■ Passage given ■
———

Tuesday, September 09, 2014

spellbound at the bank

Bank tellers are for the most part coolly efficient. This one wasn't.

She took her time telling me that the answer to my question was no, I couldn't do the currency exchange I wanted. Oblivious to my frustration and stress, she then fixed me with a dreaming look and told me of a grandchild who had gone to Norway, and how last month a customer had asked for Scottish pound notes, and how strange it is, this apparently cashfree society we are heading towards.

I had been gathering up my shopping bags to leave quickly in a frustrated huff. But her slow, soft-spoken ramblings were hypnotic. I remained there, staring at her in fascination. Before I knew it, I heard myself talking to her about the peculiarities of my recent travels.

When I left the bank, without the foreign currency I wanted, my frustration and stress had vanished. Who was she? Luna Lovegood in middle age? They should use her as one of those people who talk down terrorists with their finger on the trigger.

Sunday, September 07, 2014

commerce under the rowan tree

A friend, and a  pop-up flea-market  in one of the more picturesque parts of town.

I was more fascinated with the architecture and the fact that normally reticent Finns always seem to become so friendly and chatty on occasions like this. But yes, I bought a Russian dictionary and feasted on homemade chocolate cake in the shade of a rowan tree.
There was also time to contemplate life in the company of some excellent spring rolls in a corner of the busy market square.

We sold the Russian dictionary onward ( over the phone ) before we had even paid for it.

Overheard:
"Walk one metre ahead of me at all times! One metre! One metre!"
"Is the dog for sale?"
"You are not allowed to strangle me."
"That is rather manipulative."
"That's some nice crockery you're selling there. - Yes, but I wouldn't buy it myself."

Saturday, September 06, 2014

Friday, September 05, 2014

not something you do every day

Called the janitorial service and told them that my wall is really hot.

Thursday, September 04, 2014

inexplicably unfixable stuff and apple sauce

* Dream last night: Was desperately hungry and stole bananas from a closed supermarket. The police came and pointed guns at me.
* Breakfast: = Lunch, because it actually was that time when I got around to thinking about food. Had salad with my sister, and told her I had decided that when I get old I want my wheeled walking aid to be of a cool vintage model, meaning that I should actually buy it now to ensure that it is sufficiently vintage by the time I need it. Received no understanding from her. She laughed.
* Work: Not much done today. Some translation stuff, from some language to some other language, or something.
* Visit to the car repair shop: A bewildered mechanic ( mechanics are always bewildered after being confronted with my fickle French car ) told me one of the indicators was inexplicably unfixable and that he needed to "do some research". I drove home and all indicators worked fine.
* Well-deserved evening rest on the sofa: Interrupted by my mother who needed her window washing equipment that I borrowed three months ago and still have not used. Took the equipment to her house. My reward: I got to help her make apple sauce. I don't even like apple sauce.

———

■ Dataset excerpt ■
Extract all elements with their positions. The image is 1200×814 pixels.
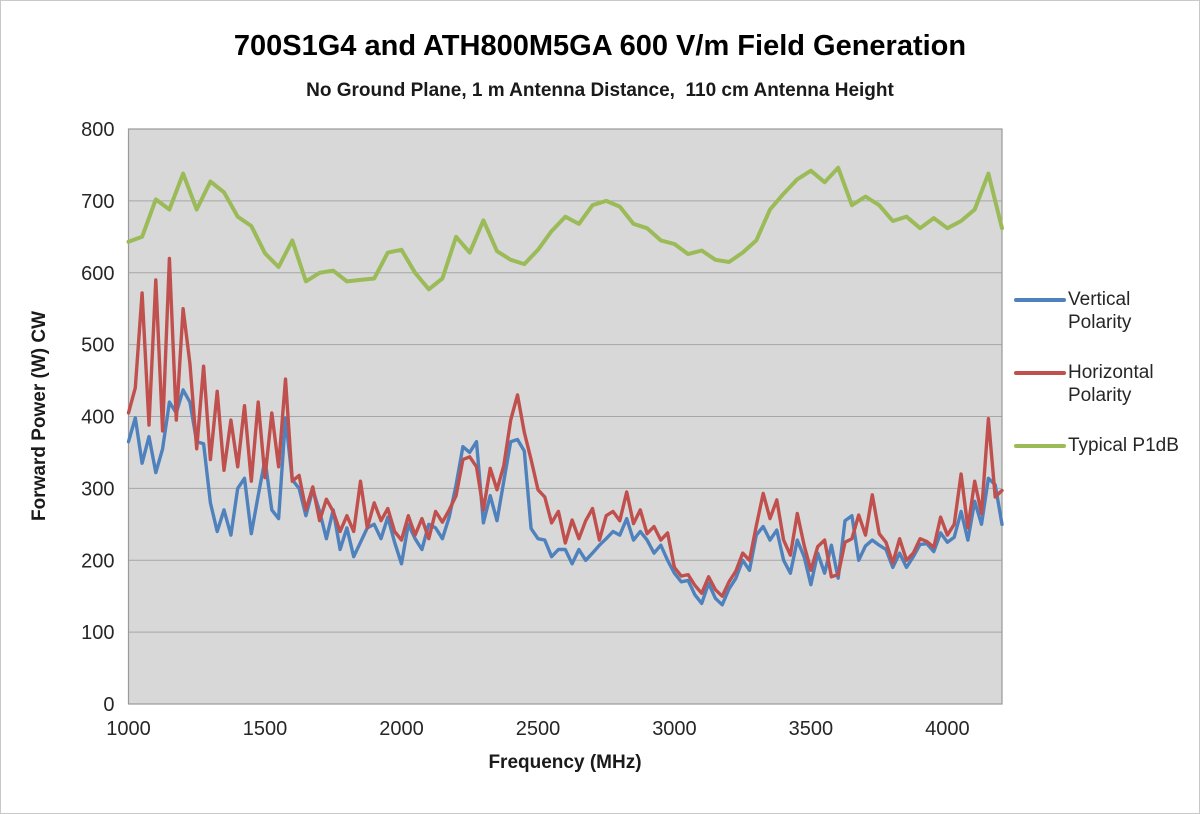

———

■ Tasks to carry out ■
a) In the blog excerpt, what did the writer buy at the pop-up flea market?
b) Carry on the blog excerpt from the point where it stops.
The listing is separate material, unrelated to the blog excerpt.

■ The answers ■
a) A Russian dictionary.

b)
Wednesday, September 03, 2014

in-love-fallings, part two

When I first fell in love with ...
 
* travelling: Probably the first time my parents put me in our little Saab 96 and took me somewhere, like the sweet villages of Sweden and the awe-inspiring fjords of Norway. It was certainly cemented when I got to travel on those huge, exciting ferries to Sweden - I ran around exploring every nook and cranny, except the playroom because there were other kids there.

* books: Probably before I was even born. Can I even imagine a time when I didn't love books? No.

* beautiful rooms: That summer I stayed in a dark room, with a room-mate who sometimes seemed to hate me. I was temporarily accommodated in another room, alone, one where bright daylight fell over a bed with white sheets and made the room glow. I lay on that bed, reading a travel magazine with pictures of luxurious beach villas and safari lodges, and felt myself come alive again.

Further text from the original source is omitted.